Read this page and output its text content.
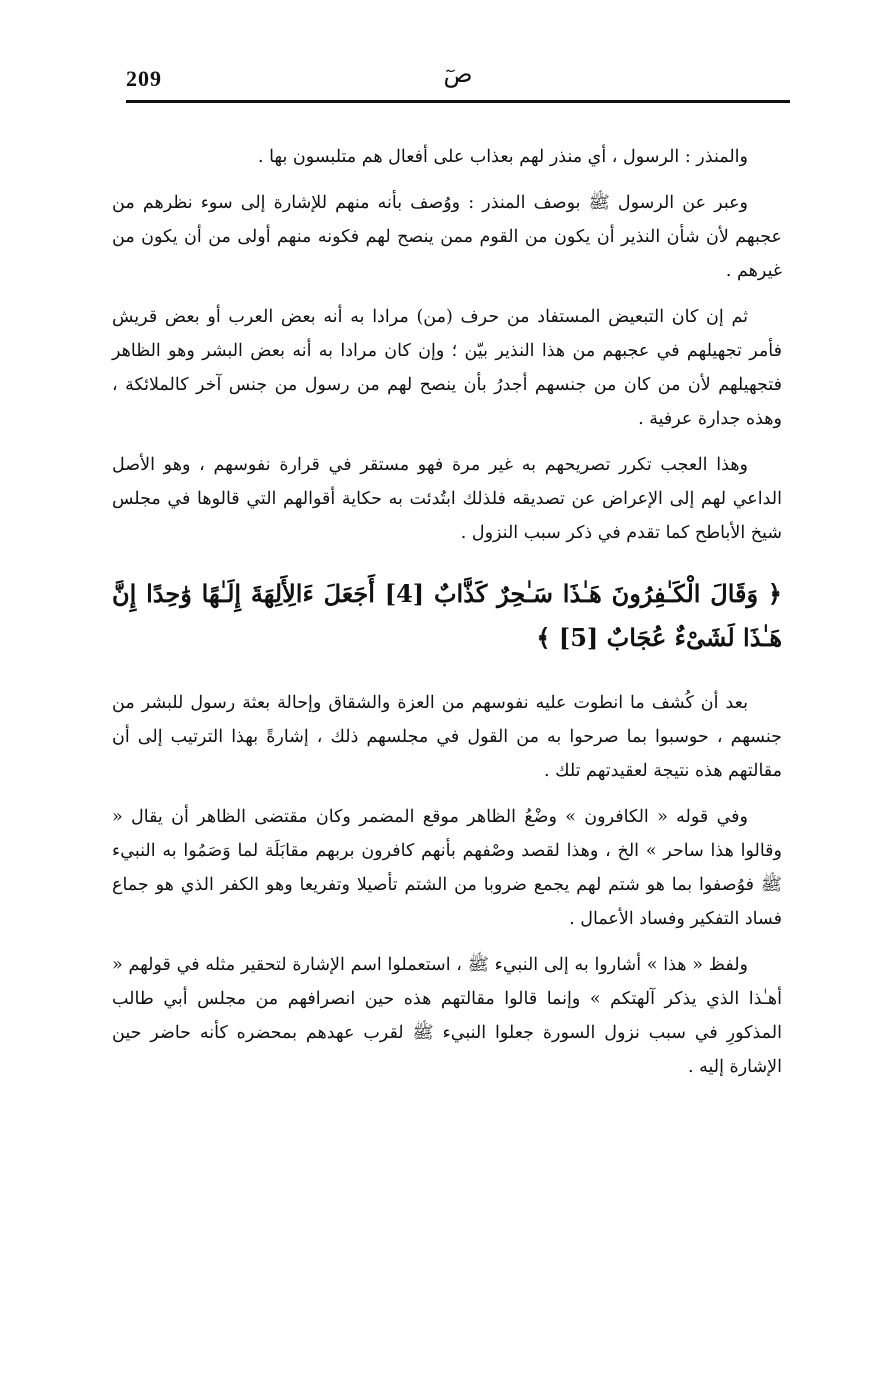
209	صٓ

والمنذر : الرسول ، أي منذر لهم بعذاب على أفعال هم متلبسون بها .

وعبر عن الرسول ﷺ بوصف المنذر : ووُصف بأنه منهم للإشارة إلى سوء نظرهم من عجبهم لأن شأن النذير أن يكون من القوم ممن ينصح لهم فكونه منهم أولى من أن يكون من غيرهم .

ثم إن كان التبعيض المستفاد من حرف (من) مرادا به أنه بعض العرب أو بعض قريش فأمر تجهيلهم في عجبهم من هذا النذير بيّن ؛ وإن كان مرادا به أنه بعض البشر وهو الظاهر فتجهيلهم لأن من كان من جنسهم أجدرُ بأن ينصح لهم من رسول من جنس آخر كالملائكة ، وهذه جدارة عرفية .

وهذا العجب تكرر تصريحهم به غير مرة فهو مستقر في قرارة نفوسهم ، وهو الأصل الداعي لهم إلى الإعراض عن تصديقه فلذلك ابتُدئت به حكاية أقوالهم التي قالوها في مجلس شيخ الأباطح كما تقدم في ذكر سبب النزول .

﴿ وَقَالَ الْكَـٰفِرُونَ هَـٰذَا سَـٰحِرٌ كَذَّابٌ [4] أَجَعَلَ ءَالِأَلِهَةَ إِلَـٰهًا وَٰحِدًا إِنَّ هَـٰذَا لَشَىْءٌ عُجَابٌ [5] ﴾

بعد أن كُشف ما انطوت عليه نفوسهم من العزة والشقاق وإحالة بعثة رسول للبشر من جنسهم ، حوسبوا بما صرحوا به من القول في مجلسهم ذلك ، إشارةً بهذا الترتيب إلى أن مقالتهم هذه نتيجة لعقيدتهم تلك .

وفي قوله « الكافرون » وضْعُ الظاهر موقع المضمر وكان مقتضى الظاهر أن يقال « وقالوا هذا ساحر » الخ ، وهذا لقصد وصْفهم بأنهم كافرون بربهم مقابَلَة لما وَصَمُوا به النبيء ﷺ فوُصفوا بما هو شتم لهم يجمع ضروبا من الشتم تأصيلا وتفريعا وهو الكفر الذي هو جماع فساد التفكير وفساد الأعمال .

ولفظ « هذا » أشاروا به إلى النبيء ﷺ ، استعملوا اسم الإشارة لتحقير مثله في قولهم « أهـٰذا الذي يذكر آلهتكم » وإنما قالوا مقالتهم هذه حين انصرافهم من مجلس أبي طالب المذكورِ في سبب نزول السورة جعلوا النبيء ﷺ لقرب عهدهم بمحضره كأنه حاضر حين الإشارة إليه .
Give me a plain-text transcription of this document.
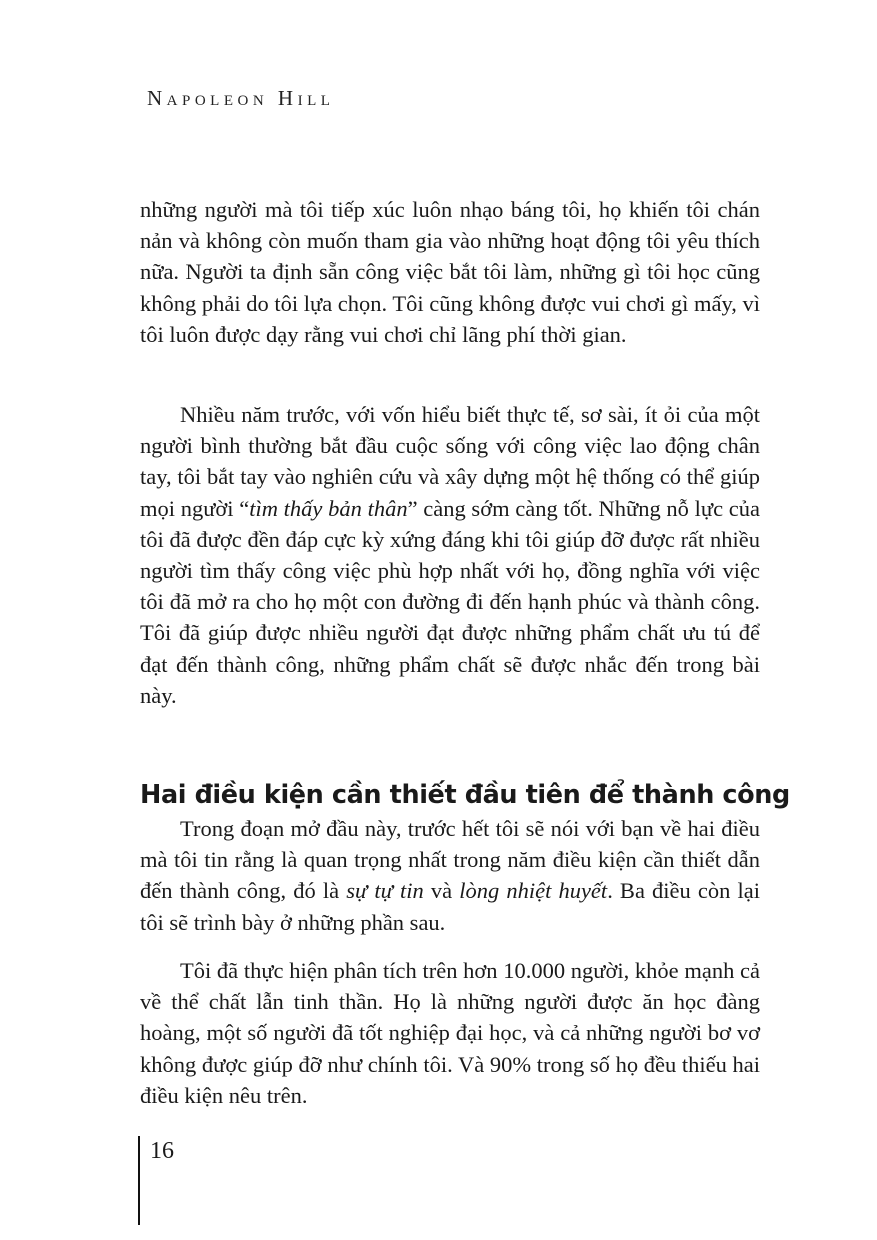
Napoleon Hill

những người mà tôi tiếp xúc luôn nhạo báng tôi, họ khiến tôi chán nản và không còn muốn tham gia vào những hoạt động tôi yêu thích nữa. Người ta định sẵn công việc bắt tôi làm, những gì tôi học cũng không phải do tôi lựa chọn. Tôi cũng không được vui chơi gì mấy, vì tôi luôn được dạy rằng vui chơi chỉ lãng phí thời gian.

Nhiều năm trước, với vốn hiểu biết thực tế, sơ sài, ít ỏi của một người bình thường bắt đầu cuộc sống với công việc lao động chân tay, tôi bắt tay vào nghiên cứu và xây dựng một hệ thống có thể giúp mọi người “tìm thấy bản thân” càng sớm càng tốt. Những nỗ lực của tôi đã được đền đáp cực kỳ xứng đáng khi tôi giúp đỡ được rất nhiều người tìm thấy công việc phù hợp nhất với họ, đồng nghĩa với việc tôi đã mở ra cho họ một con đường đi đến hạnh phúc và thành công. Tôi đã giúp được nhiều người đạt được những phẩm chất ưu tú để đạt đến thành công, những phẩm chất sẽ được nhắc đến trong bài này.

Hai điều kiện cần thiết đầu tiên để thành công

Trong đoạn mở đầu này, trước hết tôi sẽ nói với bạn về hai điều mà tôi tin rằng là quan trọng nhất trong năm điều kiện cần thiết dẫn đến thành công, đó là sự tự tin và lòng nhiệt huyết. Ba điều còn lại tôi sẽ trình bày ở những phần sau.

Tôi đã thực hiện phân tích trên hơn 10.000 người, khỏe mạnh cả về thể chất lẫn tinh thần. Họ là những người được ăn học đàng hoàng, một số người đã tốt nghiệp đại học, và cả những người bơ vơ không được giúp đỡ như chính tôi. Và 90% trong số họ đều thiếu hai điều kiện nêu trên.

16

§ §

→ **TASK PROMPT**
Copy the records exactly as they appear, excluding images.

→ **EXERCISE OUTPUT**
Read this page and output its text content.
209	صٓ

والمنذر : الرسول ، أي منذر لهم بعذاب على أفعال هم متلبسون بها .

وعبر عن الرسول ﷺ بوصف المنذر : ووُصف بأنه منهم للإشارة إلى سوء نظرهم من عجبهم لأن شأن النذير أن يكون من القوم ممن ينصح لهم فكونه منهم أولى من أن يكون من غيرهم .

ثم إن كان التبعيض المستفاد من حرف (من) مرادا به أنه بعض العرب أو بعض قريش فأمر تجهيلهم في عجبهم من هذا النذير بيّن ؛ وإن كان مرادا به أنه بعض البشر وهو الظاهر فتجهيلهم لأن من كان من جنسهم أجدرُ بأن ينصح لهم من رسول من جنس آخر كالملائكة ، وهذه جدارة عرفية .

وهذا العجب تكرر تصريحهم به غير مرة فهو مستقر في قرارة نفوسهم ، وهو الأصل الداعي لهم إلى الإعراض عن تصديقه فلذلك ابتُدئت به حكاية أقوالهم التي قالوها في مجلس شيخ الأباطح كما تقدم في ذكر سبب النزول .

﴿ وَقَالَ الْكَـٰفِرُونَ هَـٰذَا سَـٰحِرٌ كَذَّابٌ [4] أَجَعَلَ ءَالِأَلِهَةَ إِلَـٰهًا وَٰحِدًا إِنَّ هَـٰذَا لَشَىْءٌ عُجَابٌ [5] ﴾

بعد أن كُشف ما انطوت عليه نفوسهم من العزة والشقاق وإحالة بعثة رسول للبشر من جنسهم ، حوسبوا بما صرحوا به من القول في مجلسهم ذلك ، إشارةً بهذا الترتيب إلى أن مقالتهم هذه نتيجة لعقيدتهم تلك .

وفي قوله « الكافرون » وضْعُ الظاهر موقع المضمر وكان مقتضى الظاهر أن يقال « وقالوا هذا ساحر » الخ ، وهذا لقصد وصْفهم بأنهم كافرون بربهم مقابَلَة لما وَصَمُوا به النبيء ﷺ فوُصفوا بما هو شتم لهم يجمع ضروبا من الشتم تأصيلا وتفريعا وهو الكفر الذي هو جماع فساد التفكير وفساد الأعمال .

ولفظ « هذا » أشاروا به إلى النبيء ﷺ ، استعملوا اسم الإشارة لتحقير مثله في قولهم « أهـٰذا الذي يذكر آلهتكم » وإنما قالوا مقالتهم هذه حين انصرافهم من مجلس أبي طالب المذكورِ في سبب نزول السورة جعلوا النبيء ﷺ لقرب عهدهم بمحضره كأنه حاضر حين الإشارة إليه .
Give me a plain-text transcription of this document.
Napoleon Hill

những người mà tôi tiếp xúc luôn nhạo báng tôi, họ khiến tôi chán nản và không còn muốn tham gia vào những hoạt động tôi yêu thích nữa. Người ta định sẵn công việc bắt tôi làm, những gì tôi học cũng không phải do tôi lựa chọn. Tôi cũng không được vui chơi gì mấy, vì tôi luôn được dạy rằng vui chơi chỉ lãng phí thời gian.

Nhiều năm trước, với vốn hiểu biết thực tế, sơ sài, ít ỏi của một người bình thường bắt đầu cuộc sống với công việc lao động chân tay, tôi bắt tay vào nghiên cứu và xây dựng một hệ thống có thể giúp mọi người “tìm thấy bản thân” càng sớm càng tốt. Những nỗ lực của tôi đã được đền đáp cực kỳ xứng đáng khi tôi giúp đỡ được rất nhiều người tìm thấy công việc phù hợp nhất với họ, đồng nghĩa với việc tôi đã mở ra cho họ một con đường đi đến hạnh phúc và thành công. Tôi đã giúp được nhiều người đạt được những phẩm chất ưu tú để đạt đến thành công, những phẩm chất sẽ được nhắc đến trong bài này.

Hai điều kiện cần thiết đầu tiên để thành công

Trong đoạn mở đầu này, trước hết tôi sẽ nói với bạn về hai điều mà tôi tin rằng là quan trọng nhất trong năm điều kiện cần thiết dẫn đến thành công, đó là sự tự tin và lòng nhiệt huyết. Ba điều còn lại tôi sẽ trình bày ở những phần sau.

Tôi đã thực hiện phân tích trên hơn 10.000 người, khỏe mạnh cả về thể chất lẫn tinh thần. Họ là những người được ăn học đàng hoàng, một số người đã tốt nghiệp đại học, và cả những người bơ vơ không được giúp đỡ như chính tôi. Và 90% trong số họ đều thiếu hai điều kiện nêu trên.

16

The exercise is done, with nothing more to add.